◆ Exercise goal ◆
Duplicate word for word the part of the text on U.S. incarceration that opens with the words containing "1. The U.S." and closes with "quickly and effectively.".

-- START Excerpt provided --

Multitudes Behind Bars

The latest New York Times story about unique features of the American legal system, "U.S. Inmate Count Dwarfs Other Nations’" looks at the number of people in prison in the U.S.  In a nutshell:

  1. The U.S. has the largest number of people behind bars, and the highest per-capita incarceration rate of any country (Russia is second).
  2. This is not primarily about America’s racial divisions or general violence level: minorities are overrepresented in prison everywhere, and European countries have comparable levels of assault, but much lower levels of murder.  Over half of the murder-rate discrepancy is explained by the number of guns in circulation in the U.S.
  3. About the same proportion of people go into prison each year in the U.S. and in other countries, but they stay there longer in the U.S. because they get longer prison sentences.
  4. Crime and violence are treated as matters for expert resolution in other countries, but they are seen as political issues in the U.S., which means public demand for longer prison terms translates into law quickly and effectively.
  5. Lots of the difference between foreign and U.S. imprisonment rates comes from laws which impose prison sentences for minor drug offenses and property crimes, which rarely lead to prison terms anywhere but America.

-- END Excerpt provided --
-- START Data extract --

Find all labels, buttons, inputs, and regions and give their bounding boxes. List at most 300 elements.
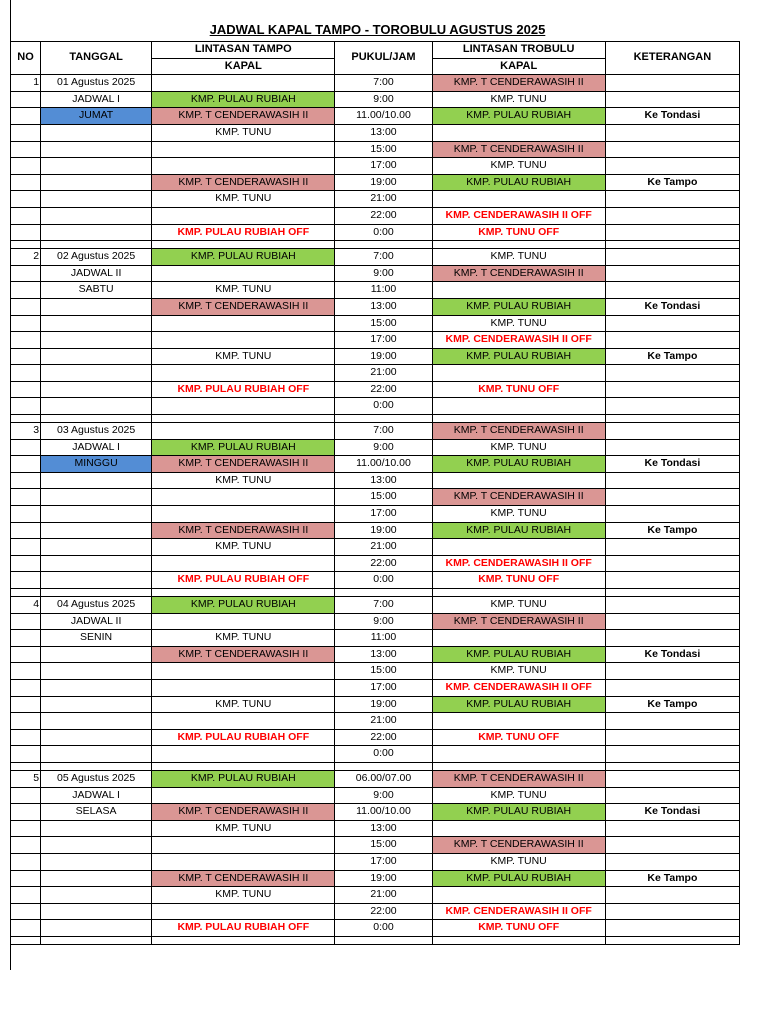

-- END Data extract --

◆ Answer to this problem ◆
1. The U.S. has the largest number of people behind bars, and the highest per-capita incarceration rate of any country (Russia is second).
  2. This is not primarily about America’s racial divisions or general violence level: minorities are overrepresented in prison everywhere, and European countries have comparable levels of assault, but much lower levels of murder.  Over half of the murder-rate discrepancy is explained by the number of guns in circulation in the U.S.
  3. About the same proportion of people go into prison each year in the U.S. and in other countries, but they stay there longer in the U.S. because they get longer prison sentences.
  4. Crime and violence are treated as matters for expert resolution in other countries, but they are seen as political issues in the U.S., which means public demand for longer prison terms translates into law quickly and effectively.